[Dataset excerpts]
--- begin ---

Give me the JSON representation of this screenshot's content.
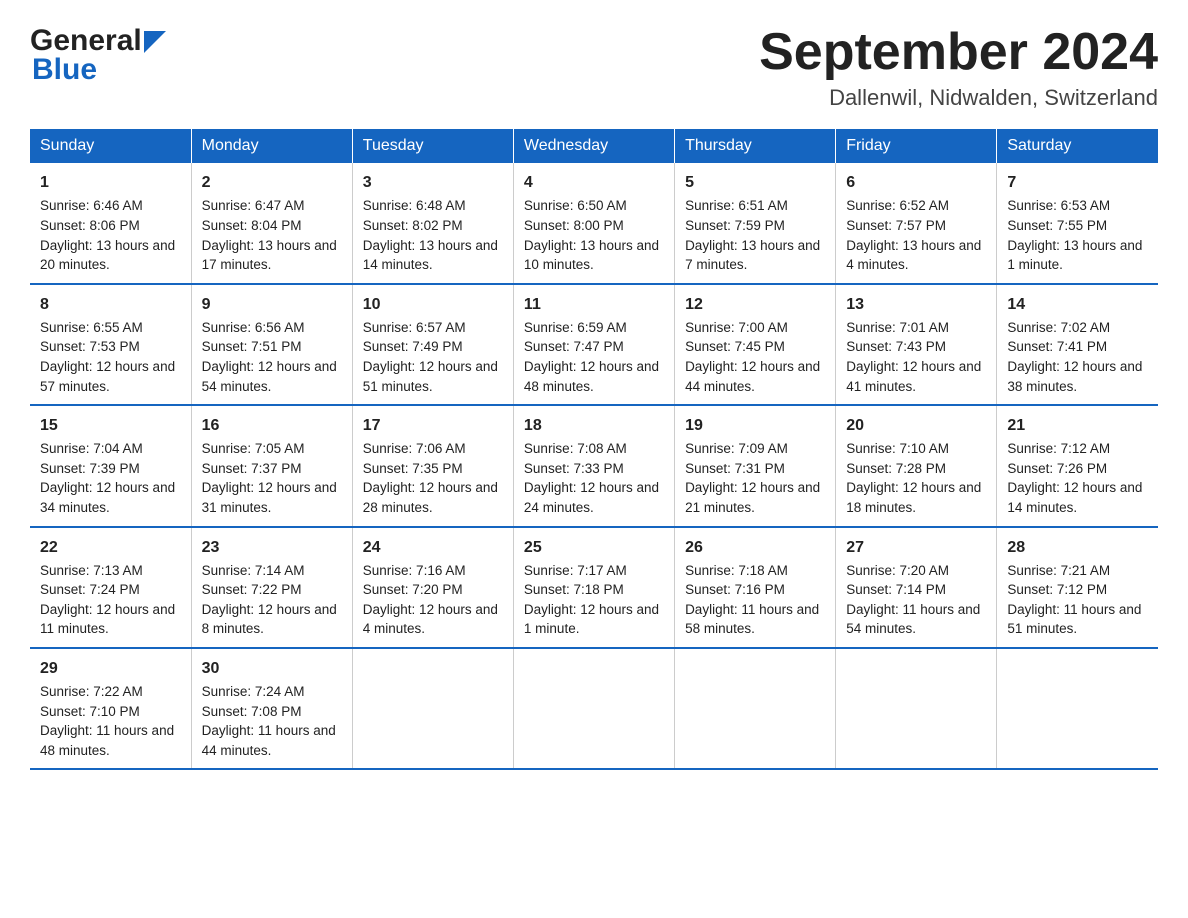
{
  "logo": {
    "general": "General",
    "blue": "Blue"
  },
  "title": "September 2024",
  "subtitle": "Dallenwil, Nidwalden, Switzerland",
  "weekdays": [
    "Sunday",
    "Monday",
    "Tuesday",
    "Wednesday",
    "Thursday",
    "Friday",
    "Saturday"
  ],
  "weeks": [
    [
      {
        "day": "1",
        "sunrise": "Sunrise: 6:46 AM",
        "sunset": "Sunset: 8:06 PM",
        "daylight": "Daylight: 13 hours and 20 minutes."
      },
      {
        "day": "2",
        "sunrise": "Sunrise: 6:47 AM",
        "sunset": "Sunset: 8:04 PM",
        "daylight": "Daylight: 13 hours and 17 minutes."
      },
      {
        "day": "3",
        "sunrise": "Sunrise: 6:48 AM",
        "sunset": "Sunset: 8:02 PM",
        "daylight": "Daylight: 13 hours and 14 minutes."
      },
      {
        "day": "4",
        "sunrise": "Sunrise: 6:50 AM",
        "sunset": "Sunset: 8:00 PM",
        "daylight": "Daylight: 13 hours and 10 minutes."
      },
      {
        "day": "5",
        "sunrise": "Sunrise: 6:51 AM",
        "sunset": "Sunset: 7:59 PM",
        "daylight": "Daylight: 13 hours and 7 minutes."
      },
      {
        "day": "6",
        "sunrise": "Sunrise: 6:52 AM",
        "sunset": "Sunset: 7:57 PM",
        "daylight": "Daylight: 13 hours and 4 minutes."
      },
      {
        "day": "7",
        "sunrise": "Sunrise: 6:53 AM",
        "sunset": "Sunset: 7:55 PM",
        "daylight": "Daylight: 13 hours and 1 minute."
      }
    ],
    [
      {
        "day": "8",
        "sunrise": "Sunrise: 6:55 AM",
        "sunset": "Sunset: 7:53 PM",
        "daylight": "Daylight: 12 hours and 57 minutes."
      },
      {
        "day": "9",
        "sunrise": "Sunrise: 6:56 AM",
        "sunset": "Sunset: 7:51 PM",
        "daylight": "Daylight: 12 hours and 54 minutes."
      },
      {
        "day": "10",
        "sunrise": "Sunrise: 6:57 AM",
        "sunset": "Sunset: 7:49 PM",
        "daylight": "Daylight: 12 hours and 51 minutes."
      },
      {
        "day": "11",
        "sunrise": "Sunrise: 6:59 AM",
        "sunset": "Sunset: 7:47 PM",
        "daylight": "Daylight: 12 hours and 48 minutes."
      },
      {
        "day": "12",
        "sunrise": "Sunrise: 7:00 AM",
        "sunset": "Sunset: 7:45 PM",
        "daylight": "Daylight: 12 hours and 44 minutes."
      },
      {
        "day": "13",
        "sunrise": "Sunrise: 7:01 AM",
        "sunset": "Sunset: 7:43 PM",
        "daylight": "Daylight: 12 hours and 41 minutes."
      },
      {
        "day": "14",
        "sunrise": "Sunrise: 7:02 AM",
        "sunset": "Sunset: 7:41 PM",
        "daylight": "Daylight: 12 hours and 38 minutes."
      }
    ],
    [
      {
        "day": "15",
        "sunrise": "Sunrise: 7:04 AM",
        "sunset": "Sunset: 7:39 PM",
        "daylight": "Daylight: 12 hours and 34 minutes."
      },
      {
        "day": "16",
        "sunrise": "Sunrise: 7:05 AM",
        "sunset": "Sunset: 7:37 PM",
        "daylight": "Daylight: 12 hours and 31 minutes."
      },
      {
        "day": "17",
        "sunrise": "Sunrise: 7:06 AM",
        "sunset": "Sunset: 7:35 PM",
        "daylight": "Daylight: 12 hours and 28 minutes."
      },
      {
        "day": "18",
        "sunrise": "Sunrise: 7:08 AM",
        "sunset": "Sunset: 7:33 PM",
        "daylight": "Daylight: 12 hours and 24 minutes."
      },
      {
        "day": "19",
        "sunrise": "Sunrise: 7:09 AM",
        "sunset": "Sunset: 7:31 PM",
        "daylight": "Daylight: 12 hours and 21 minutes."
      },
      {
        "day": "20",
        "sunrise": "Sunrise: 7:10 AM",
        "sunset": "Sunset: 7:28 PM",
        "daylight": "Daylight: 12 hours and 18 minutes."
      },
      {
        "day": "21",
        "sunrise": "Sunrise: 7:12 AM",
        "sunset": "Sunset: 7:26 PM",
        "daylight": "Daylight: 12 hours and 14 minutes."
      }
    ],
    [
      {
        "day": "22",
        "sunrise": "Sunrise: 7:13 AM",
        "sunset": "Sunset: 7:24 PM",
        "daylight": "Daylight: 12 hours and 11 minutes."
      },
      {
        "day": "23",
        "sunrise": "Sunrise: 7:14 AM",
        "sunset": "Sunset: 7:22 PM",
        "daylight": "Daylight: 12 hours and 8 minutes."
      },
      {
        "day": "24",
        "sunrise": "Sunrise: 7:16 AM",
        "sunset": "Sunset: 7:20 PM",
        "daylight": "Daylight: 12 hours and 4 minutes."
      },
      {
        "day": "25",
        "sunrise": "Sunrise: 7:17 AM",
        "sunset": "Sunset: 7:18 PM",
        "daylight": "Daylight: 12 hours and 1 minute."
      },
      {
        "day": "26",
        "sunrise": "Sunrise: 7:18 AM",
        "sunset": "Sunset: 7:16 PM",
        "daylight": "Daylight: 11 hours and 58 minutes."
      },
      {
        "day": "27",
        "sunrise": "Sunrise: 7:20 AM",
        "sunset": "Sunset: 7:14 PM",
        "daylight": "Daylight: 11 hours and 54 minutes."
      },
      {
        "day": "28",
        "sunrise": "Sunrise: 7:21 AM",
        "sunset": "Sunset: 7:12 PM",
        "daylight": "Daylight: 11 hours and 51 minutes."
      }
    ],
    [
      {
        "day": "29",
        "sunrise": "Sunrise: 7:22 AM",
        "sunset": "Sunset: 7:10 PM",
        "daylight": "Daylight: 11 hours and 48 minutes."
      },
      {
        "day": "30",
        "sunrise": "Sunrise: 7:24 AM",
        "sunset": "Sunset: 7:08 PM",
        "daylight": "Daylight: 11 hours and 44 minutes."
      },
      null,
      null,
      null,
      null,
      null
    ]
  ]
}
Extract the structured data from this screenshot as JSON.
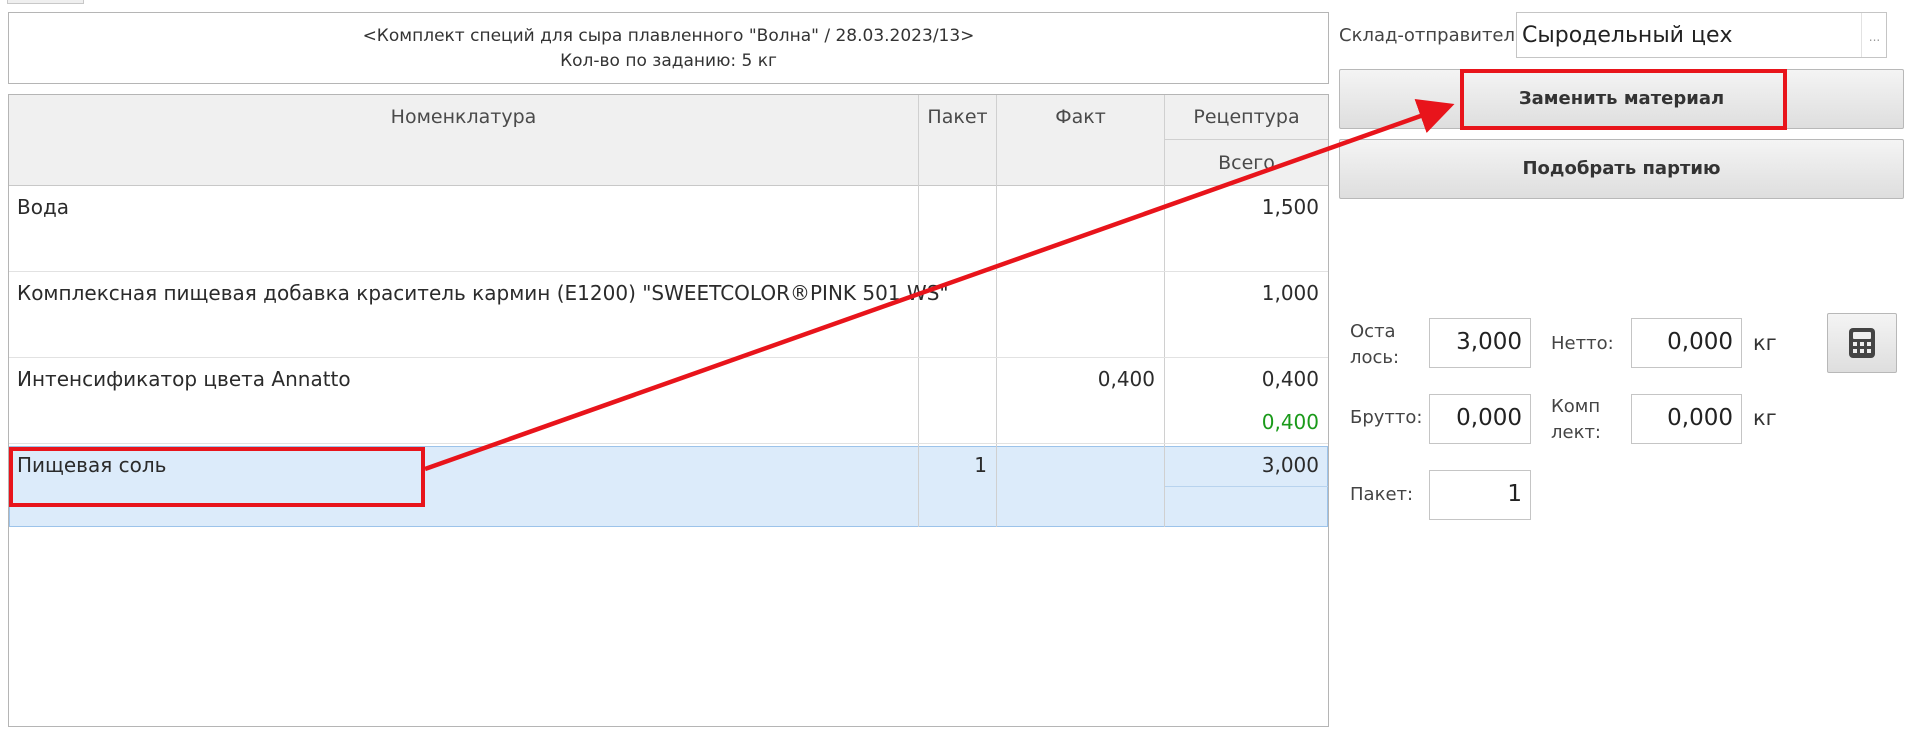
{
  "header": {
    "doc_title": "<Комплект специй для сыра плавленного \"Волна\" / 28.03.2023/13>",
    "qty_line": "Кол-во по заданию: 5 кг"
  },
  "table": {
    "columns": {
      "nomenclature": "Номенклатура",
      "packet": "Пакет",
      "fact": "Факт",
      "recipe": "Рецептура",
      "recipe_total": "Всего"
    },
    "rows": [
      {
        "name": "Вода",
        "packet": "",
        "fact": "",
        "total": "1,500",
        "sub": ""
      },
      {
        "name": "Комплексная пищевая добавка краситель кармин (Е1200) \"SWEETCOLOR®PINK 501 WS\"",
        "packet": "",
        "fact": "",
        "total": "1,000",
        "sub": ""
      },
      {
        "name": "Интенсификатор цвета Annatto",
        "packet": "",
        "fact": "0,400",
        "total": "0,400",
        "sub": "0,400"
      },
      {
        "name": "Пищевая соль",
        "packet": "1",
        "fact": "",
        "total": "3,000",
        "sub": ""
      }
    ]
  },
  "panel": {
    "warehouse_label": "Склад-отправитель:",
    "warehouse_value": "Сыродельный цех",
    "warehouse_btn": "...",
    "replace_btn": "Заменить материал",
    "pick_btn": "Подобрать партию",
    "remaining_label_1": "Оста",
    "remaining_label_2": "лось:",
    "remaining_value": "3,000",
    "netto_label": "Нетто:",
    "netto_value": "0,000",
    "netto_unit": "кг",
    "brutto_label": "Брутто:",
    "brutto_value": "0,000",
    "kit_label_1": "Комп",
    "kit_label_2": "лект:",
    "kit_value": "0,000",
    "kit_unit": "кг",
    "packet_label": "Пакет:",
    "packet_value": "1"
  },
  "colors": {
    "annotation": "#e8141b",
    "selection": "#dcebfa",
    "green_value": "#1a9a1a"
  },
  "icons": {
    "calculator": "calculator-icon"
  }
}
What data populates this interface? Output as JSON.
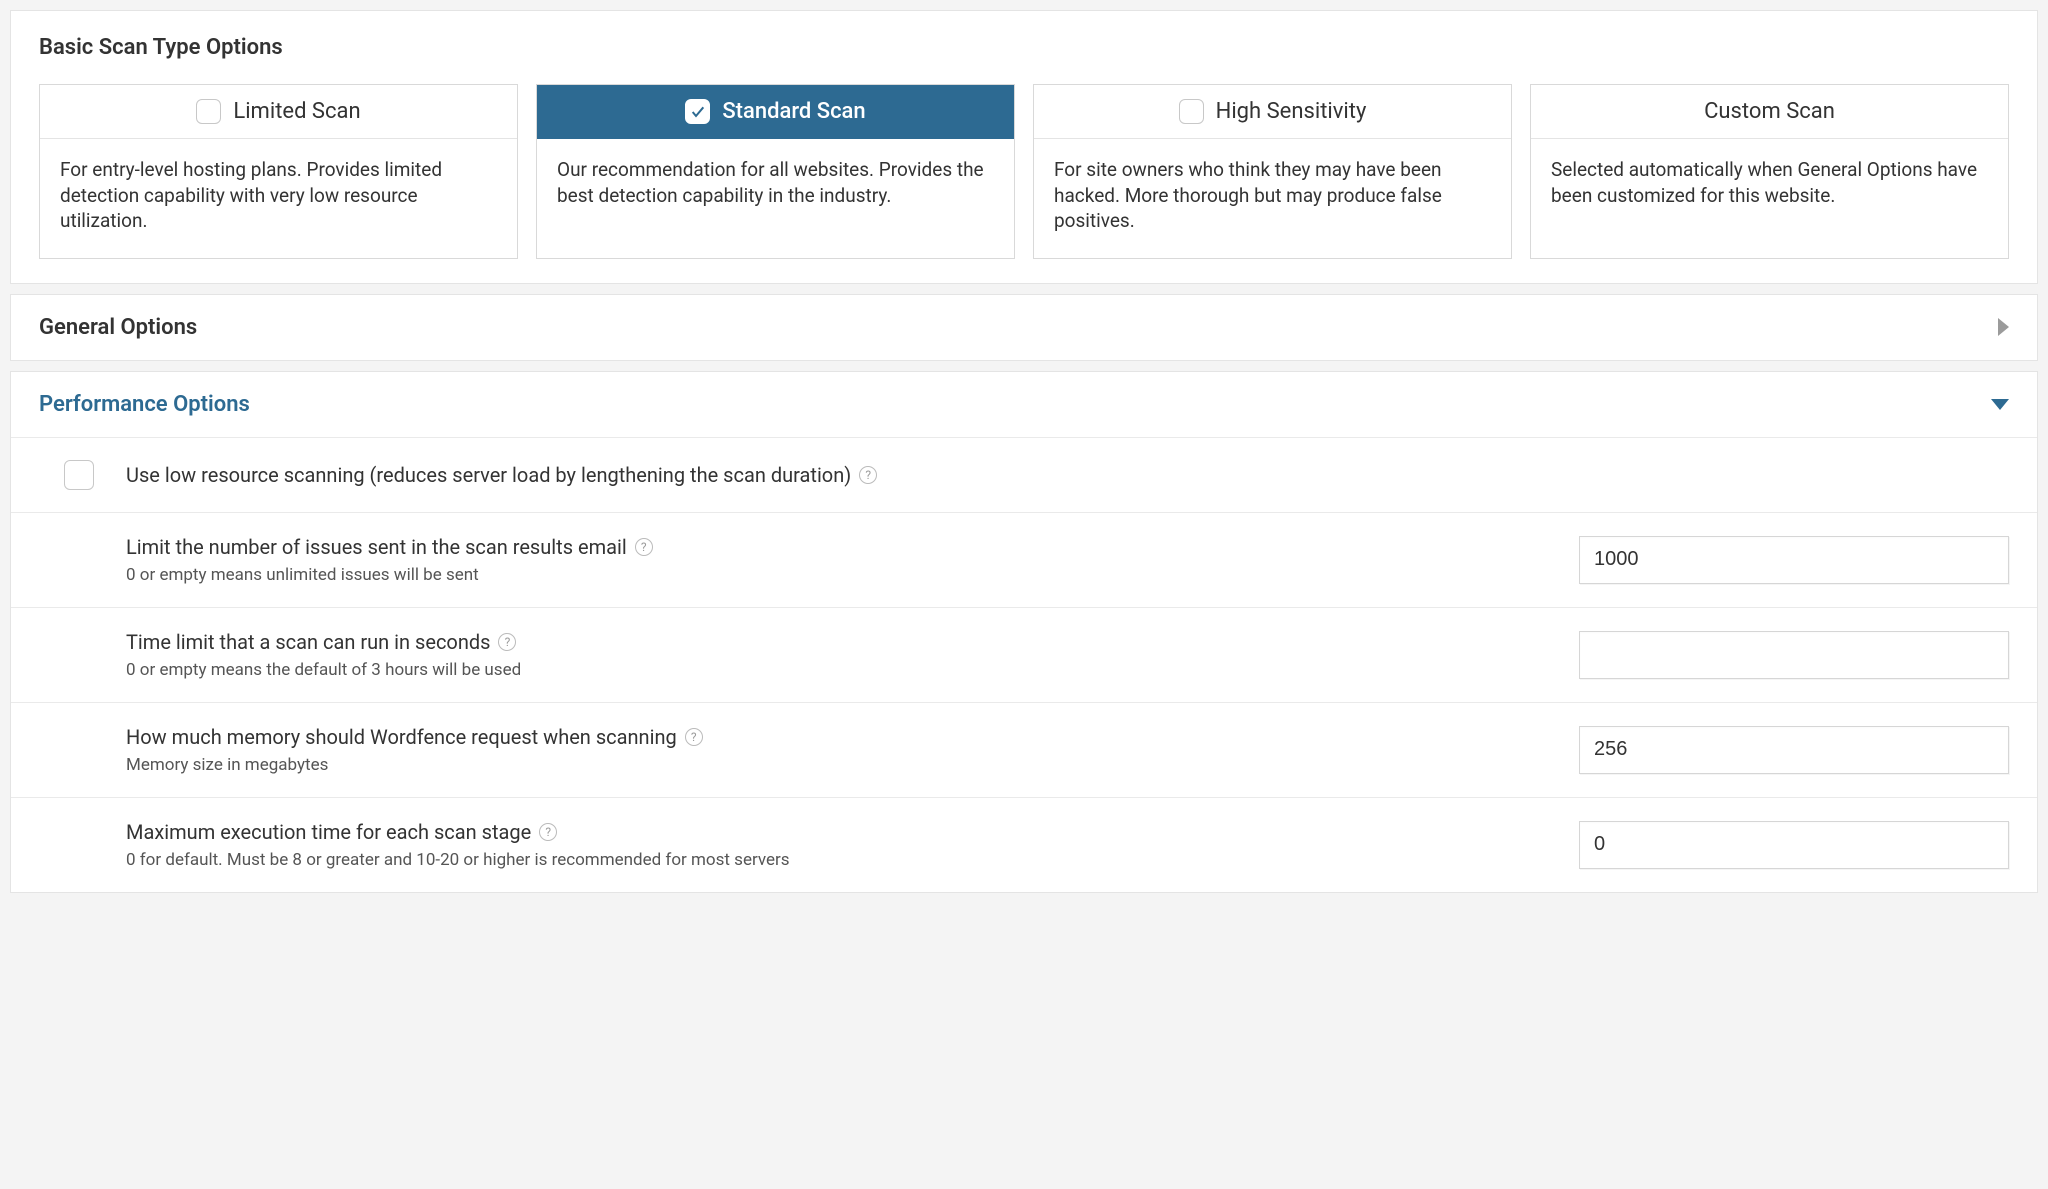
{
  "basic_scan": {
    "title": "Basic Scan Type Options",
    "cards": [
      {
        "label": "Limited Scan",
        "desc": "For entry-level hosting plans. Provides limited detection capability with very low resource utilization.",
        "selected": false,
        "has_checkbox": true
      },
      {
        "label": "Standard Scan",
        "desc": "Our recommendation for all websites. Provides the best detection capability in the industry.",
        "selected": true,
        "has_checkbox": true
      },
      {
        "label": "High Sensitivity",
        "desc": "For site owners who think they may have been hacked. More thorough but may produce false positives.",
        "selected": false,
        "has_checkbox": true
      },
      {
        "label": "Custom Scan",
        "desc": "Selected automatically when General Options have been customized for this website.",
        "selected": false,
        "has_checkbox": false
      }
    ]
  },
  "general_options": {
    "title": "General Options",
    "expanded": false
  },
  "performance_options": {
    "title": "Performance Options",
    "expanded": true,
    "low_resource": {
      "label": "Use low resource scanning (reduces server load by lengthening the scan duration)",
      "checked": false
    },
    "rows": [
      {
        "label": "Limit the number of issues sent in the scan results email",
        "sub": "0 or empty means unlimited issues will be sent",
        "value": "1000"
      },
      {
        "label": "Time limit that a scan can run in seconds",
        "sub": "0 or empty means the default of 3 hours will be used",
        "value": ""
      },
      {
        "label": "How much memory should Wordfence request when scanning",
        "sub": "Memory size in megabytes",
        "value": "256"
      },
      {
        "label": "Maximum execution time for each scan stage",
        "sub": "0 for default. Must be 8 or greater and 10-20 or higher is recommended for most servers",
        "value": "0"
      }
    ]
  }
}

--- end ---

Go through the material and select each line with the string "desc" in it.

SOLUTION:
        "desc": "For entry-level hosting plans. Provides limited detection capability with very low resource utilization.",
        "desc": "Our recommendation for all websites. Provides the best detection capability in the industry.",
        "desc": "For site owners who think they may have been hacked. More thorough but may produce false positives.",
        "desc": "Selected automatically when General Options have been customized for this website.",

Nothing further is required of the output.